» Supplied information:
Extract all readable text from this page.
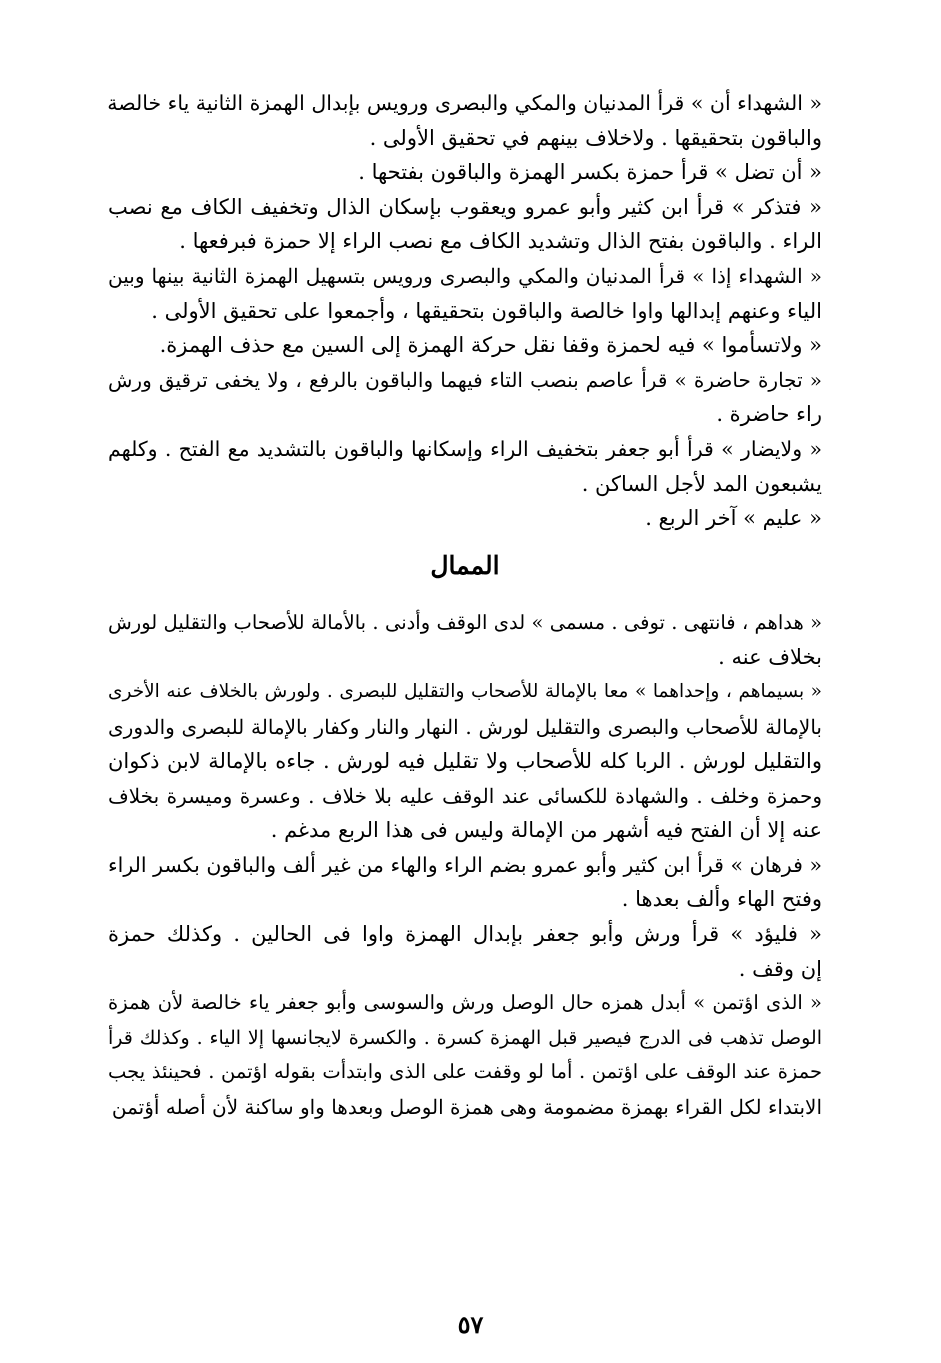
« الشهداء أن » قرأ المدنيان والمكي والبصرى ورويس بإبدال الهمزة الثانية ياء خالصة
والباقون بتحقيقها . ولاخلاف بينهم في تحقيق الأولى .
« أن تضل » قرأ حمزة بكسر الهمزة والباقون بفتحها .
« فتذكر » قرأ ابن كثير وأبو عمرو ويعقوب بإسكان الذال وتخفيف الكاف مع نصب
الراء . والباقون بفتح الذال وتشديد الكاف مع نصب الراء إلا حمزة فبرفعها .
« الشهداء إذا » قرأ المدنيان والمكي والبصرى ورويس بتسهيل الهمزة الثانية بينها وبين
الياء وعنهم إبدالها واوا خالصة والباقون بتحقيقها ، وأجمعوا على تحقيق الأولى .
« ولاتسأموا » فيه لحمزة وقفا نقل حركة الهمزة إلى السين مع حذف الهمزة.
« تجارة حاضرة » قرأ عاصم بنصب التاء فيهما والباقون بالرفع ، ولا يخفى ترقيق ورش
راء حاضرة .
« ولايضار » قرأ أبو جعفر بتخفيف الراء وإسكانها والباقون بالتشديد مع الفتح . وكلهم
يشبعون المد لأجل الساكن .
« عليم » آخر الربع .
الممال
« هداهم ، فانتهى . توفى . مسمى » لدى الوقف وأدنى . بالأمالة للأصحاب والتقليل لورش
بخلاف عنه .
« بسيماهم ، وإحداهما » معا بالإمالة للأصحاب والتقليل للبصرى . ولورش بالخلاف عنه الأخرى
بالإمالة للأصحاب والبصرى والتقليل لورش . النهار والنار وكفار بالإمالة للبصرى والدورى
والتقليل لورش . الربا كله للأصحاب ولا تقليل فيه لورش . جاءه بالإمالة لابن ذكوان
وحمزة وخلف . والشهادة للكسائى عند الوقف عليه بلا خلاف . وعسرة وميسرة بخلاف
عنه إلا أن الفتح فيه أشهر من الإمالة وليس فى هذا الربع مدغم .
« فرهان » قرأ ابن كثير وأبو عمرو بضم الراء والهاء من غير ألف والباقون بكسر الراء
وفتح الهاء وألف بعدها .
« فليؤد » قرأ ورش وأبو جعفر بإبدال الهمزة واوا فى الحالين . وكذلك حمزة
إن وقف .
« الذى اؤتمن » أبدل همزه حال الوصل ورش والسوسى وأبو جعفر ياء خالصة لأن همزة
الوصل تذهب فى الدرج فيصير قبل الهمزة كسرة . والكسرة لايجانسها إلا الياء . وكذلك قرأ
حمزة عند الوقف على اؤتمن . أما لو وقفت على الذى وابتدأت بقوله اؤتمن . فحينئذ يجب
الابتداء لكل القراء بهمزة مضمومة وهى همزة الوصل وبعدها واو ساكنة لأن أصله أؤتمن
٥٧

==

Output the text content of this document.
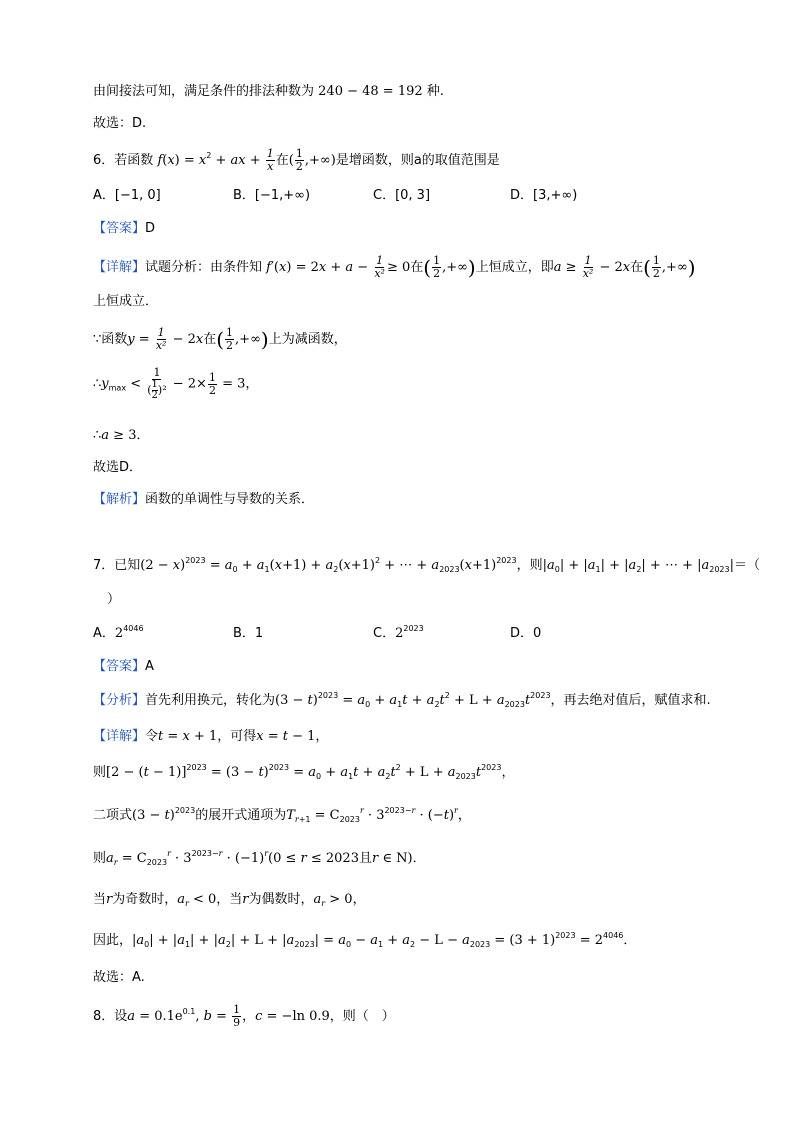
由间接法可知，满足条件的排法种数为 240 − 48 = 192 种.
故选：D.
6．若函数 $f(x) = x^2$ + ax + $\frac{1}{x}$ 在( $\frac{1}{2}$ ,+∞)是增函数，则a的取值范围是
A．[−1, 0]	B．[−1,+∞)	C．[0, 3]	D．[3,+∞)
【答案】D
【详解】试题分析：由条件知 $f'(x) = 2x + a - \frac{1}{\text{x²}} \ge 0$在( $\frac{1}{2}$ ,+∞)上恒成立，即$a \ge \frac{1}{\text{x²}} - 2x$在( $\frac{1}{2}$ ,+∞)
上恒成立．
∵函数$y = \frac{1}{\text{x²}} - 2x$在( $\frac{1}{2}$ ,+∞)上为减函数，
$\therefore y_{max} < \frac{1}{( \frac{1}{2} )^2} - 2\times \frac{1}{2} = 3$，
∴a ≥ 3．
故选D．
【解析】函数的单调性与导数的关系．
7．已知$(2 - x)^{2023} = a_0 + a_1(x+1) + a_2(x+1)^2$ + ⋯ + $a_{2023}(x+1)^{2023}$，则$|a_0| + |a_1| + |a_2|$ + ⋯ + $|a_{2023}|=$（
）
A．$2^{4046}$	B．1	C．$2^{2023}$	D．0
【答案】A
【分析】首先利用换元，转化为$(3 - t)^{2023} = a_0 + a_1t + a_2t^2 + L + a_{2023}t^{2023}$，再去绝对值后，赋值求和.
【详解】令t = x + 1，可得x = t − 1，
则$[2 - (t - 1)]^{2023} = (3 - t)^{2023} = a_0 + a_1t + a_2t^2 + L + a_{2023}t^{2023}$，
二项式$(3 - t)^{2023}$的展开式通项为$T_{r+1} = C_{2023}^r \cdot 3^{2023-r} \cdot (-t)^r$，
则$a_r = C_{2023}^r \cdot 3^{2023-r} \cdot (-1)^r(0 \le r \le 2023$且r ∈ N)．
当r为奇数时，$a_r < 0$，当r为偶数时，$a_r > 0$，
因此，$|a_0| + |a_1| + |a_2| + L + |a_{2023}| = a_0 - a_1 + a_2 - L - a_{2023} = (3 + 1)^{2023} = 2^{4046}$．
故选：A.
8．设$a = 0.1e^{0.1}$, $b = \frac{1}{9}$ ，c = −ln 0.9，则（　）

==

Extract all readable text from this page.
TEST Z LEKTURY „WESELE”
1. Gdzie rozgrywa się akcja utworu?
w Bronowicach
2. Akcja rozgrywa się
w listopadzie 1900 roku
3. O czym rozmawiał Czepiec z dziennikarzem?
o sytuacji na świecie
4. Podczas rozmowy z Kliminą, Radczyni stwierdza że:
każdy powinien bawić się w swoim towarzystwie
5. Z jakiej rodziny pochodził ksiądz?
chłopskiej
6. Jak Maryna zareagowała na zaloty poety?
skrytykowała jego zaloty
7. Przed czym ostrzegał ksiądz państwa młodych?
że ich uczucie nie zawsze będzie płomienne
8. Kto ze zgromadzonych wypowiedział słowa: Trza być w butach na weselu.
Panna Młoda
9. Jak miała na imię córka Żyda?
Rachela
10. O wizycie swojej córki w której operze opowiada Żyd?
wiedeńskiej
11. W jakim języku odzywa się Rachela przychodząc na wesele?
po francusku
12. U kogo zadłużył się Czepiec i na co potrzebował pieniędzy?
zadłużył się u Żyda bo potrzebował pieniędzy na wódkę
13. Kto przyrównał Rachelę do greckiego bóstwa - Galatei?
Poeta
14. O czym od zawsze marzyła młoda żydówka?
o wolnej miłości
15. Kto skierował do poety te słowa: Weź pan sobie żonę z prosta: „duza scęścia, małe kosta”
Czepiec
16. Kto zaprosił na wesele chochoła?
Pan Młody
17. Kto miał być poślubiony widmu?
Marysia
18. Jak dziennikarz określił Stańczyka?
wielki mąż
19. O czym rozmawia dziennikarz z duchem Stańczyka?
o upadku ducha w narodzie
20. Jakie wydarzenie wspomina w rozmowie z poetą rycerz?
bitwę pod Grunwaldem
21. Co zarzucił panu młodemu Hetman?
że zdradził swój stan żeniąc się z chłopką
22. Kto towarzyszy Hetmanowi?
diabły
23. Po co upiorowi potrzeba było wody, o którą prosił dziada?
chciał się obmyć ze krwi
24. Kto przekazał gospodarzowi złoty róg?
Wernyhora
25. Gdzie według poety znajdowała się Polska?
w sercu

» Direction:
Count each line with "pieniędzy" in it and report that figure by itself.

» Written answer:
2